▶ [READING PASSAGE]:
=-=-=
MITZVAH MOMENTS - Easy New Year Resolutions
Have trouble keeping New Year’s Resolutions?
Here are some easy ones with great rewards.
Here are some easy ones with great rewards.
• Click daily at www.thehungersite.com and access five other charities. When joined with other people clicking daily, you can make a real difference in less than a minute. Last year clicking––and shopping––provided 72 million cups of food for the hungry, nearly 7600 mammograms for needy women, health care for nearly 1,000,000 children worldwide, over 500,000 books for underprivileged children, nearly 78 million bowls of food for needy animals, and preserved nearly 15,000 acres of land.
• Donate blood regularly. Every three seconds, someone needs blood. Although 5 million Americans need blood annually, less than 10% of those eligible donate. Now while helping save a life, you can improve your own health. A recent long-term study of more than 1,0000,0000 Scandinavian blood donors showed a possible link between donation and a lower risk of certain cancers (liver, lung, stomach, and throat) and a possible reduction in heart disease in men. While there aren’t yet results for women, donating can’t hurt their health––you get a mini-checkup including a blood pressure test each time you donate. Now you can schedule a donation online at either the blood bank or at a mobile blood drive; go to http://www.bbr.org/ or call 707-545-1222.
• When you’re grocery shopping, buy something extra for the Redwood Empire Food Bank’s Winter Food Drive. With the economy in serious trouble, and unemployment rising, more people need the Food Bank’s help. REFB serves 60,000 people monthly, including 22,000 children and 9,000 seniors. Of the 18,8000 households they serve, 7,300 are working families. Drop foods in barrels at G&G Supermarkets, Longs, Lucky, Safeway, and Whole Foods or call 707-523-7900 for other locations. www.refb.org
You can’t separate one from the other. Global warming, water, fuel use, and electricity are all interwoven.
=-=-=
▶ [MATERIAL SHOWN]:

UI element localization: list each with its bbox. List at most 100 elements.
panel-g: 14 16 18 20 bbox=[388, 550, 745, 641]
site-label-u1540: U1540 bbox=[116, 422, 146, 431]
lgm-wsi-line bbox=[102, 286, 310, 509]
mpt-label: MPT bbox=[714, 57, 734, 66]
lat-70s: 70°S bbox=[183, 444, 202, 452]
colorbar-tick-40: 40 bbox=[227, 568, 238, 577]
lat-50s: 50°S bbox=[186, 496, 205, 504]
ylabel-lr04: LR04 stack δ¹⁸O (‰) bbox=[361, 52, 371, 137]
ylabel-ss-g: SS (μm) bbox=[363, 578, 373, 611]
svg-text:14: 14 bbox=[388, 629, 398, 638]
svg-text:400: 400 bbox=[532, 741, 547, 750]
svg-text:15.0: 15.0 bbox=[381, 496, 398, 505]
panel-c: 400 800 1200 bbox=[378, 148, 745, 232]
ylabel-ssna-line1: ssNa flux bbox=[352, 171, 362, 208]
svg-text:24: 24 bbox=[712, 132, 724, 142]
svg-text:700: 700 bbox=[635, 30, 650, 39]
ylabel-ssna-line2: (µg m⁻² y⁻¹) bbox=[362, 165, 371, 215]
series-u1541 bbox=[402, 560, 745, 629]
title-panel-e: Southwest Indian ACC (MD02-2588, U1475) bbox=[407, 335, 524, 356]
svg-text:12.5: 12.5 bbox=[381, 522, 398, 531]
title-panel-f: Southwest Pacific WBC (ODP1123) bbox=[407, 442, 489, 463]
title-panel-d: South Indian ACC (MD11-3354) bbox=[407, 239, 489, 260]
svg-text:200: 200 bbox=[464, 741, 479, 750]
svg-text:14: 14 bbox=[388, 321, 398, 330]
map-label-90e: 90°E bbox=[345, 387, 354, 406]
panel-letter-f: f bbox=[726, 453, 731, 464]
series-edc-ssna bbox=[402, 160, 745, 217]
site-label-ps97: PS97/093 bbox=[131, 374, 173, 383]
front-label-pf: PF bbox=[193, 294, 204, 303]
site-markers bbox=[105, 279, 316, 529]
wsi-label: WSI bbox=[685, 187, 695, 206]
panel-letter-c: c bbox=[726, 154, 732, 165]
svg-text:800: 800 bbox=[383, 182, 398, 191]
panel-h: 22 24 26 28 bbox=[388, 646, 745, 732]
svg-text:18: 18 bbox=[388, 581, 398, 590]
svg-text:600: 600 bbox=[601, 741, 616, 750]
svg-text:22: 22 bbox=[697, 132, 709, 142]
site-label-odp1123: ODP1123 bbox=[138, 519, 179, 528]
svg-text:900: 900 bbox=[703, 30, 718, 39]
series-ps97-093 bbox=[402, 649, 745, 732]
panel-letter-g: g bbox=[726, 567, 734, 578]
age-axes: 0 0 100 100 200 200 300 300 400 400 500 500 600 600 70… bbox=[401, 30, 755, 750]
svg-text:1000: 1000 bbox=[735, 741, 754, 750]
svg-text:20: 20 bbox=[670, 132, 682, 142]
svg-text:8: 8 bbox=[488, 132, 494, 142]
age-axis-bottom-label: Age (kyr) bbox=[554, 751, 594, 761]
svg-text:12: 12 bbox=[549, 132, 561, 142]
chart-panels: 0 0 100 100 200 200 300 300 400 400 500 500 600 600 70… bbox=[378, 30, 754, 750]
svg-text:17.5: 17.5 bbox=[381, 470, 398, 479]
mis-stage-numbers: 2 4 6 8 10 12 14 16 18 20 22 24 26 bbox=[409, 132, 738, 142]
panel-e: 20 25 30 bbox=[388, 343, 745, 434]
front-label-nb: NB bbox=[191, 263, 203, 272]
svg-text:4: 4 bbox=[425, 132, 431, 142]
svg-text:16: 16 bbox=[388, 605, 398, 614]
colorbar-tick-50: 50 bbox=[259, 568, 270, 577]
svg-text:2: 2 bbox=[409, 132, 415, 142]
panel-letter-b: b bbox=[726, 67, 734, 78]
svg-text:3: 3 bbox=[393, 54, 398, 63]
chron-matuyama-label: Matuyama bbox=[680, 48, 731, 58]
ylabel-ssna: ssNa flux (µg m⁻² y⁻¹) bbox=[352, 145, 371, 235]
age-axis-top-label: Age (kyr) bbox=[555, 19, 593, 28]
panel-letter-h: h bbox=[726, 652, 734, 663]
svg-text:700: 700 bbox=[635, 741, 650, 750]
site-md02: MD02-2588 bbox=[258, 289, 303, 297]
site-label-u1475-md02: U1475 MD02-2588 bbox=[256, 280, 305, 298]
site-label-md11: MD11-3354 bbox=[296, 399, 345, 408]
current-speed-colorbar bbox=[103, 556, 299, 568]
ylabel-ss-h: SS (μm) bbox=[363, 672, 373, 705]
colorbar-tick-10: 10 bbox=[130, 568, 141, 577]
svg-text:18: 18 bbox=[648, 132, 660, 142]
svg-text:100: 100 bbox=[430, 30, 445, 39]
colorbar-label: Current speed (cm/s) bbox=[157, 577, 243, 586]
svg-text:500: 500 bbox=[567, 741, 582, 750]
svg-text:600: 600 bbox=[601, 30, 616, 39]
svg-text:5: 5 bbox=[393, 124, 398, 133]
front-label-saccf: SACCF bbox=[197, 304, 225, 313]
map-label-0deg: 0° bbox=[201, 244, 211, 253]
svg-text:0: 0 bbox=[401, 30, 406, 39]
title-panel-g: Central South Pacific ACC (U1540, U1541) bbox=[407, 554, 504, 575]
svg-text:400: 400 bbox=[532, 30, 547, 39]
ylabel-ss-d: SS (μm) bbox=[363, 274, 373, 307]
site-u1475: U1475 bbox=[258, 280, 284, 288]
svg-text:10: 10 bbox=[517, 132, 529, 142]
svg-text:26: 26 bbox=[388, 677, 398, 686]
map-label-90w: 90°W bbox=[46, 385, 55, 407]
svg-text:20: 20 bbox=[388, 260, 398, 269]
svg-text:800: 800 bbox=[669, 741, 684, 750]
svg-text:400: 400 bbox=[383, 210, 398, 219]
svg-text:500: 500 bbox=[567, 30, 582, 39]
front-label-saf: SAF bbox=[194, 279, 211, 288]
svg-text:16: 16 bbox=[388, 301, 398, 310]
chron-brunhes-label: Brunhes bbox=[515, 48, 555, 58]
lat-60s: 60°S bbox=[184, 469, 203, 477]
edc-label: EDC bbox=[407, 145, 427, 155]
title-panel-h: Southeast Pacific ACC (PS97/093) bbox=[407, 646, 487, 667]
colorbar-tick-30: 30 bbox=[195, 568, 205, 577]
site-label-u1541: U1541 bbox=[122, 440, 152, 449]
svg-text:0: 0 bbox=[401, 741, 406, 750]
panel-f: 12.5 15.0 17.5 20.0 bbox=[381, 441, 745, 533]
=-=-=
▶ [QUESTIONS TO ANSWER]:
(a) According to the Mitzvah Moments column, how many people does the Redwood Empire Food Bank serve each month?
(b) Reproduce the Mitzvah Moments column starting with "MITZVAH MOMENTS - Easy" and going on through "acres of land.".
This material comes from a source separate from the Mitzvah Moments column.

▶ [COMPLETED EXERCISE]:
(a) 60,000 people

(b)
MITZVAH MOMENTS - Easy New Year Resolutions
Have trouble keeping New Year’s Resolutions?
Here are some easy ones with great rewards.
Here are some easy ones with great rewards.
• Click daily at www.thehungersite.com and access five other charities. When joined with other people clicking daily, you can make a real difference in less than a minute. Last year clicking––and shopping––provided 72 million cups of food for the hungry, nearly 7600 mammograms for needy women, health care for nearly 1,000,000 children worldwide, over 500,000 books for underprivileged children, nearly 78 million bowls of food for needy animals, and preserved nearly 15,000 acres of land.